# Start of Listed records
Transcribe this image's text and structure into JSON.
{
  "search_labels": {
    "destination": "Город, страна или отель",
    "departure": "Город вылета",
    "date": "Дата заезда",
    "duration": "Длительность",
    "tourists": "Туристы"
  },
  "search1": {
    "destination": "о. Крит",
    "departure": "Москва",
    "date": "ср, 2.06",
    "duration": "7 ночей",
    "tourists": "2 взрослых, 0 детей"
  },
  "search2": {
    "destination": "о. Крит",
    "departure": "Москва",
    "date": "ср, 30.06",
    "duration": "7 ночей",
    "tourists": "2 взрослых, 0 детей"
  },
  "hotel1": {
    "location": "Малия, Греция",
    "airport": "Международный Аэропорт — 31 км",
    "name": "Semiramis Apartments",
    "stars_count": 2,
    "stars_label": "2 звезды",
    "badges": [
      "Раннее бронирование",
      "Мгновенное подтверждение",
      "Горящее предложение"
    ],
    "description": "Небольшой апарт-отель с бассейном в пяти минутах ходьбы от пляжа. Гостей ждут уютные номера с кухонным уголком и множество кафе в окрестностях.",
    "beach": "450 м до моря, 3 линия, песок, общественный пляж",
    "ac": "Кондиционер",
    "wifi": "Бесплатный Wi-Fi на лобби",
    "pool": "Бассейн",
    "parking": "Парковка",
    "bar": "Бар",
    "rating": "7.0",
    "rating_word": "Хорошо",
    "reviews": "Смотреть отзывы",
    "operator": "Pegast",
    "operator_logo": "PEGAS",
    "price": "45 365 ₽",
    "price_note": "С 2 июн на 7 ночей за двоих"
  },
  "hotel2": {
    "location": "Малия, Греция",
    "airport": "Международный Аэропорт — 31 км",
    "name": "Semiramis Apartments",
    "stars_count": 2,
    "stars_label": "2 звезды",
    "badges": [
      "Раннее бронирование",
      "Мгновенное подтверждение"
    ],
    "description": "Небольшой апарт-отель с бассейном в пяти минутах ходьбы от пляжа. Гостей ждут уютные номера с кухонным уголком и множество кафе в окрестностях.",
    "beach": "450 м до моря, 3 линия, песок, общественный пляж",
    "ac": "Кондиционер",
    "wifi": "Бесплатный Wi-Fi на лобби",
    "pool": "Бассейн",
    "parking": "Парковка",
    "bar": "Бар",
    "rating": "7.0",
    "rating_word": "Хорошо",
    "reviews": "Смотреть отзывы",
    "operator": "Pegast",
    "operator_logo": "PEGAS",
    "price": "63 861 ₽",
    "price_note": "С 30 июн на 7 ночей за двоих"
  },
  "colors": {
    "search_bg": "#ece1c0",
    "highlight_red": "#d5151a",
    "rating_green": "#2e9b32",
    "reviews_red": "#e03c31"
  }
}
# End of Listed records
## Aim
Type the whole listing again, unaltered.

## Solution
Transcribe this image's text and structure into JSON.
{
  "search_labels": {
    "destination": "Город, страна или отель",
    "departure": "Город вылета",
    "date": "Дата заезда",
    "duration": "Длительность",
    "tourists": "Туристы"
  },
  "search1": {
    "destination": "о. Крит",
    "departure": "Москва",
    "date": "ср, 2.06",
    "duration": "7 ночей",
    "tourists": "2 взрослых, 0 детей"
  },
  "search2": {
    "destination": "о. Крит",
    "departure": "Москва",
    "date": "ср, 30.06",
    "duration": "7 ночей",
    "tourists": "2 взрослых, 0 детей"
  },
  "hotel1": {
    "location": "Малия, Греция",
    "airport": "Международный Аэропорт — 31 км",
    "name": "Semiramis Apartments",
    "stars_count": 2,
    "stars_label": "2 звезды",
    "badges": [
      "Раннее бронирование",
      "Мгновенное подтверждение",
      "Горящее предложение"
    ],
    "description": "Небольшой апарт-отель с бассейном в пяти минутах ходьбы от пляжа. Гостей ждут уютные номера с кухонным уголком и множество кафе в окрестностях.",
    "beach": "450 м до моря, 3 линия, песок, общественный пляж",
    "ac": "Кондиционер",
    "wifi": "Бесплатный Wi-Fi на лобби",
    "pool": "Бассейн",
    "parking": "Парковка",
    "bar": "Бар",
    "rating": "7.0",
    "rating_word": "Хорошо",
    "reviews": "Смотреть отзывы",
    "operator": "Pegast",
    "operator_logo": "PEGAS",
    "price": "45 365 ₽",
    "price_note": "С 2 июн на 7 ночей за двоих"
  },
  "hotel2": {
    "location": "Малия, Греция",
    "airport": "Международный Аэропорт — 31 км",
    "name": "Semiramis Apartments",
    "stars_count": 2,
    "stars_label": "2 звезды",
    "badges": [
      "Раннее бронирование",
      "Мгновенное подтверждение"
    ],
    "description": "Небольшой апарт-отель с бассейном в пяти минутах ходьбы от пляжа. Гостей ждут уютные номера с кухонным уголком и множество кафе в окрестностях.",
    "beach": "450 м до моря, 3 линия, песок, общественный пляж",
    "ac": "Кондиционер",
    "wifi": "Бесплатный Wi-Fi на лобби",
    "pool": "Бассейн",
    "parking": "Парковка",
    "bar": "Бар",
    "rating": "7.0",
    "rating_word": "Хорошо",
    "reviews": "Смотреть отзывы",
    "operator": "Pegast",
    "operator_logo": "PEGAS",
    "price": "63 861 ₽",
    "price_note": "С 30 июн на 7 ночей за двоих"
  },
  "colors": {
    "search_bg": "#ece1c0",
    "highlight_red": "#d5151a",
    "rating_green": "#2e9b32",
    "reviews_red": "#e03c31"
  }
}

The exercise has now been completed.